**Exercise text:**
———
Interest and fees. Committed loans under the credit facilities bear interest at a rate equal to either (1) the greater of the federal funds rate plus 0.5% and the applicable prime rate or (2) LIBOR plus a margin that depends on our senior unsecured credit rating. Loans obtained through the bidding process bear interest at a rate determined in the bidding process. Swingline loans under the five-year credit facility bear interest equal to, at our option, either a base rate plus a margin that depends on our senior unsecured credit rating or a rate quoted to us by the swingline lender. We pay fees on outstanding letters of credit and a facility fee, computed as a percentage of the lenders' commitments under the credit facilities, which varies from 0.130% to 0.320% per annum for the 364-day credit facility and from 0.155% to 0.375% per annum for the five-year credit facility, depending on our senior unsecured credit rating.
Events of Default. The credit agreements provide for acceleration of repayment of indebtedness under the credit facilities upon the occurrence of customary events of default.
———
Data items
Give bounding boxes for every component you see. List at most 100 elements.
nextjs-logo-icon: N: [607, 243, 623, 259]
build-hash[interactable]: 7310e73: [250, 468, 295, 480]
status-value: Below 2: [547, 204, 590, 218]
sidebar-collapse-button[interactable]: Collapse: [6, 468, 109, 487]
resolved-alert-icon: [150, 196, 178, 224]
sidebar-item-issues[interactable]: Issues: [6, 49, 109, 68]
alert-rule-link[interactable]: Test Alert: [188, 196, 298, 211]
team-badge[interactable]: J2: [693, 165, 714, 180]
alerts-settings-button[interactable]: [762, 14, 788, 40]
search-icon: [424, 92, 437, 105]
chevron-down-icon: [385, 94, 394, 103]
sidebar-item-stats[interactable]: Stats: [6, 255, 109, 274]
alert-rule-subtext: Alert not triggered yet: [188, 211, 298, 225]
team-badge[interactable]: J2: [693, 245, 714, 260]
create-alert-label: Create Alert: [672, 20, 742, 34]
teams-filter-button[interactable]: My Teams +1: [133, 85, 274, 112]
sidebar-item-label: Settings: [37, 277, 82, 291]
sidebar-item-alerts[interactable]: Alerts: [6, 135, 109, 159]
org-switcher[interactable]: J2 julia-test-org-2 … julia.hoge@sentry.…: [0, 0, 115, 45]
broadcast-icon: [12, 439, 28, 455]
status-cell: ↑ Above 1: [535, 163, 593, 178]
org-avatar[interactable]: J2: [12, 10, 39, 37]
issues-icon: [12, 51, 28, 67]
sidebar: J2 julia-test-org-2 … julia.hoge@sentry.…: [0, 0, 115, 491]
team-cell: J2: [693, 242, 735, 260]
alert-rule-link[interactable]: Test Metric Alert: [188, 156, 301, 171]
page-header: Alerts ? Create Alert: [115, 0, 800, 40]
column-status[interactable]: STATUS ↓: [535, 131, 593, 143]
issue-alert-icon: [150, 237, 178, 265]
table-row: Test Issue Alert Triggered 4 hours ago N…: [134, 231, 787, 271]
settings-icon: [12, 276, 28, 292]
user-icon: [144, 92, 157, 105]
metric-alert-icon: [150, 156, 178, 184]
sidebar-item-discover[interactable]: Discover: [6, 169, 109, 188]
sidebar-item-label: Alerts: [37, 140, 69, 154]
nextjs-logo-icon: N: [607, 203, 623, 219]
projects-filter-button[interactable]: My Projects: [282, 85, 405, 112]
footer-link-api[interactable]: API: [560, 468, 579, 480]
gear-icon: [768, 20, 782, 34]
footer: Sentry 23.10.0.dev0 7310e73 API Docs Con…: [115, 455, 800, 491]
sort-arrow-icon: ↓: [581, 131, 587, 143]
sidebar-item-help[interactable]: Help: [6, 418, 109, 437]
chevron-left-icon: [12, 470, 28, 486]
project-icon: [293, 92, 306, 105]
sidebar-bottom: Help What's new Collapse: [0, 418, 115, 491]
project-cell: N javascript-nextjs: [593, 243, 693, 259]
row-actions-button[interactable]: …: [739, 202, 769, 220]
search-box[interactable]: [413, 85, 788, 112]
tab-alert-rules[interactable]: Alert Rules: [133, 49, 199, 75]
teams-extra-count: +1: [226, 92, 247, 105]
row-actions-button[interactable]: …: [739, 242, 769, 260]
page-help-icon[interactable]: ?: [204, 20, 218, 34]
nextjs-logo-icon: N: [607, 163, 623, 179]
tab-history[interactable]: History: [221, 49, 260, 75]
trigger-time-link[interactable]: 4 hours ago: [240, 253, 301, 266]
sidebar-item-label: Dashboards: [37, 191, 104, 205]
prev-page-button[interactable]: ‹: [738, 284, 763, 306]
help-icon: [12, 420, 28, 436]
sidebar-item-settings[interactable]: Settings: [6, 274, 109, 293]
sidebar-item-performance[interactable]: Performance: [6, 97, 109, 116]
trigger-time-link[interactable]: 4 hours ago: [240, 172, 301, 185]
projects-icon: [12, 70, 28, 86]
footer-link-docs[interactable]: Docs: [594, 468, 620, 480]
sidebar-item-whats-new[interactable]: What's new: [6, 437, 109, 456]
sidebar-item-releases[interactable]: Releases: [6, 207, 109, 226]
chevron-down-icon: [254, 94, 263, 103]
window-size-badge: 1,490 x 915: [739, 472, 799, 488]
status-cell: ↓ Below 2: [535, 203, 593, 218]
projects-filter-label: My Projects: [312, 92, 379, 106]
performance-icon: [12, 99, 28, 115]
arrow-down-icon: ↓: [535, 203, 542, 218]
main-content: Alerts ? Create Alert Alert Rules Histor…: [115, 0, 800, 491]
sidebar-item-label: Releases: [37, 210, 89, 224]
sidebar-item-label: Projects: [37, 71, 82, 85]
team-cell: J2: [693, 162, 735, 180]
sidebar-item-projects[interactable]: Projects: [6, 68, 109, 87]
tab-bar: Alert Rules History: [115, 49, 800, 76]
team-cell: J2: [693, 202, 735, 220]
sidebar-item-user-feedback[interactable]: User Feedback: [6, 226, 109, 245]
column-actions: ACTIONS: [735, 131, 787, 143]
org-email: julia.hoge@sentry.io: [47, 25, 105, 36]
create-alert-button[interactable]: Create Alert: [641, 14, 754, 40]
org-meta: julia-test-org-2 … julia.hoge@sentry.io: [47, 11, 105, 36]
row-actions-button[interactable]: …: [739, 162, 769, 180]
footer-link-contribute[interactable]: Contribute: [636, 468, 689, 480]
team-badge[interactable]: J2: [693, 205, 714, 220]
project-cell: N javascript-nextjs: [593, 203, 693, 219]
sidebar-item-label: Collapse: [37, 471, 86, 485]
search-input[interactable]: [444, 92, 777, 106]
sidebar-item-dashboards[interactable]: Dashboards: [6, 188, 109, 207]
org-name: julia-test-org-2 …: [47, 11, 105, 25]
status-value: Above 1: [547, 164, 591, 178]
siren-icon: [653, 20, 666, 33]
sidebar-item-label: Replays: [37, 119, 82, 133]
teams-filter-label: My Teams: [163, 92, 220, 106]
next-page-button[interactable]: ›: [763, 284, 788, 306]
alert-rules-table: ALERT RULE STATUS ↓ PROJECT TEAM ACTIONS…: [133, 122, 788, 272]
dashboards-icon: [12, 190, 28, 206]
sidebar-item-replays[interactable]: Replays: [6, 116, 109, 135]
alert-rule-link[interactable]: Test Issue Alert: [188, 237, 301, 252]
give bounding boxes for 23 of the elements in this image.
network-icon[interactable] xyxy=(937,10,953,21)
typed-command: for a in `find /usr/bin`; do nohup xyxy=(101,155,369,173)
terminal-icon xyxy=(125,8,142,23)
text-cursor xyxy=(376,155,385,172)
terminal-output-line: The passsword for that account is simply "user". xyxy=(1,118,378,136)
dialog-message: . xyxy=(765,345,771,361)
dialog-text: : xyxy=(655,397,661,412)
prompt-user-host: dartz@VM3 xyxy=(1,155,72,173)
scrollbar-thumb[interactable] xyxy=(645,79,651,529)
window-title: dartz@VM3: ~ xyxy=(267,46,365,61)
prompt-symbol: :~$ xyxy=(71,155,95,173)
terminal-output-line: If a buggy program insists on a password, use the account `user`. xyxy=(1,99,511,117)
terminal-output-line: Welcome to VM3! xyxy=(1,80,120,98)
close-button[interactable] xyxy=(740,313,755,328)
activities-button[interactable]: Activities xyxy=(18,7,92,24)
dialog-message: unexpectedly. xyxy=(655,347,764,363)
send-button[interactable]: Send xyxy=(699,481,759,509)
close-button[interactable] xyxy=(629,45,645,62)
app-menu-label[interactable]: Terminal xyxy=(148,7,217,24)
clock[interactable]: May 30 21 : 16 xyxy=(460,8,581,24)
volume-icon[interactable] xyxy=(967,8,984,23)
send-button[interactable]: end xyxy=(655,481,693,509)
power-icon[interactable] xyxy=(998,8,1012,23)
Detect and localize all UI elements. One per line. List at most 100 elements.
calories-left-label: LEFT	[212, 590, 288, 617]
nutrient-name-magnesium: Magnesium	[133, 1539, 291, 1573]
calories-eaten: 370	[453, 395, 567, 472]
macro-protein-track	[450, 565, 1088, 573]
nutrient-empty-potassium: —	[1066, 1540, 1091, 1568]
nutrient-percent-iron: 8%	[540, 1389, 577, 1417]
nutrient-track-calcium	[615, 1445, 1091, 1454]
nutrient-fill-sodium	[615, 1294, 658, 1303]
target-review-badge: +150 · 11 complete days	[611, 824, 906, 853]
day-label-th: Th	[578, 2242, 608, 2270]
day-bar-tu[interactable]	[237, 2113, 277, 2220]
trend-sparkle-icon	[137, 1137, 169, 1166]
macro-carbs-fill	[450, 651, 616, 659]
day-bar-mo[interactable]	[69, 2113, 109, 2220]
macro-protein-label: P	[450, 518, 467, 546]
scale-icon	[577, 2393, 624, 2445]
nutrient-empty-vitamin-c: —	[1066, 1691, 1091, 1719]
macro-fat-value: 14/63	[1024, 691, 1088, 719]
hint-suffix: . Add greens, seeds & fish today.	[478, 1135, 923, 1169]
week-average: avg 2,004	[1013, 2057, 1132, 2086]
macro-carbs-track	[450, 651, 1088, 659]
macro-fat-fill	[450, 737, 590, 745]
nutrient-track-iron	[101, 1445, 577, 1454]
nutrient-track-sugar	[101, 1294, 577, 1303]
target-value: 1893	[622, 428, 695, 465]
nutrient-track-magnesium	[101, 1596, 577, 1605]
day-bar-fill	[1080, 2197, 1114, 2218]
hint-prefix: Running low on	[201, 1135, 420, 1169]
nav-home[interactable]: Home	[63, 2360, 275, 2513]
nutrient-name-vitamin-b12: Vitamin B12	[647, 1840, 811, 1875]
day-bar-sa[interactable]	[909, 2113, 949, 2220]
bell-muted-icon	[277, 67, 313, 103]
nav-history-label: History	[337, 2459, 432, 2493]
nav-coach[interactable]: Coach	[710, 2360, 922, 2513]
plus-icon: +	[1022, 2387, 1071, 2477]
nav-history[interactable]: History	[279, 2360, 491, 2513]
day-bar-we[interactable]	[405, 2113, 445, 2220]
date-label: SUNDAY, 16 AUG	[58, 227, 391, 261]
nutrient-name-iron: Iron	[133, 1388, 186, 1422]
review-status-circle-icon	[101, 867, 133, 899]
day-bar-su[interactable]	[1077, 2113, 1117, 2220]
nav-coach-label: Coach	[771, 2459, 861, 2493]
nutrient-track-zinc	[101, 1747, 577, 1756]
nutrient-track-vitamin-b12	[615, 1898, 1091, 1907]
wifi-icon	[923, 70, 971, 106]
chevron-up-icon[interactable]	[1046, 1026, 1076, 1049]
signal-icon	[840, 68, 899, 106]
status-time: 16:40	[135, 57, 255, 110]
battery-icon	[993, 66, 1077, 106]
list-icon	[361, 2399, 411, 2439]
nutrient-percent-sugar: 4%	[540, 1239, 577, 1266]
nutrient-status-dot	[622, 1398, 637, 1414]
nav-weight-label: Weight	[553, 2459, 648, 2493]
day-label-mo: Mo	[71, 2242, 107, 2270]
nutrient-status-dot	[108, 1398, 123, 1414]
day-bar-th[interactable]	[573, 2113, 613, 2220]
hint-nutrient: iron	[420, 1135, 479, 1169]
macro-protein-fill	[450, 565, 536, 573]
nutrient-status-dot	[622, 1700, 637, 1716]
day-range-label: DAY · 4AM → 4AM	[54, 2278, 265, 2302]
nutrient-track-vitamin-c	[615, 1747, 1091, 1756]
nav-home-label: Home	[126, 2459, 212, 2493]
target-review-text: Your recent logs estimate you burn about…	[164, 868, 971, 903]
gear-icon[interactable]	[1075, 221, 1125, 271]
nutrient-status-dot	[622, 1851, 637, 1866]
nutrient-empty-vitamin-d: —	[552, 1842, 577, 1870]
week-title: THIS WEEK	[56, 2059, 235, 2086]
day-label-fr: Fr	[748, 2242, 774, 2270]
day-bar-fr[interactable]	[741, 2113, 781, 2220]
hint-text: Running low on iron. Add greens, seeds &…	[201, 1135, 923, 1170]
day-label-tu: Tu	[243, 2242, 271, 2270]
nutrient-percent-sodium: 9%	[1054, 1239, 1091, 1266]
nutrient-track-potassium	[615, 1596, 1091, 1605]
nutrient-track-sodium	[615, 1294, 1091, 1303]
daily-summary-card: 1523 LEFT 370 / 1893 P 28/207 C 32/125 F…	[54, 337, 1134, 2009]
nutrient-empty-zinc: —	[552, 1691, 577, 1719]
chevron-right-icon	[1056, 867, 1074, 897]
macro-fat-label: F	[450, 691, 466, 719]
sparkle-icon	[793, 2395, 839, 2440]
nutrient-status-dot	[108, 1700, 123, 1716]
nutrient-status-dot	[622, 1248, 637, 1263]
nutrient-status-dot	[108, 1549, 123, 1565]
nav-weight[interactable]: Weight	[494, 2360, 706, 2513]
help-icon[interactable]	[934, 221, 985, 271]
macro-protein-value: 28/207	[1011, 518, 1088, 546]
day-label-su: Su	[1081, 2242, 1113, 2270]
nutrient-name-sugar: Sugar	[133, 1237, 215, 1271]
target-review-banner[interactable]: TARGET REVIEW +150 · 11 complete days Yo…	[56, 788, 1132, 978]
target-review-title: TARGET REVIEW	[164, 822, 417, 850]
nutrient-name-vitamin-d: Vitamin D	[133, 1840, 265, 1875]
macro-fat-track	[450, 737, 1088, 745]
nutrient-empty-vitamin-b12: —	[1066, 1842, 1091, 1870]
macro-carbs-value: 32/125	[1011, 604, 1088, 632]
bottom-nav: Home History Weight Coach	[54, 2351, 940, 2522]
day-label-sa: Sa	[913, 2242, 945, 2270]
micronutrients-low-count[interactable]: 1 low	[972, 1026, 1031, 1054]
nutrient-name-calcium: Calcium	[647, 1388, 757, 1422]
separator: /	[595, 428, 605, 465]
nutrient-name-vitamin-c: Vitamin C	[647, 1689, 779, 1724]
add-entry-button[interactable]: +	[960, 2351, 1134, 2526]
———
**What needs to be done:** Retype the passage on credit facility terms between "Events of Default. The" and "customary events of default.", inclusive.

**Answer to this problem:**
Events of Default. The credit agreements provide for acceleration of repayment of indebtedness under the credit facilities upon the occurrence of customary events of default.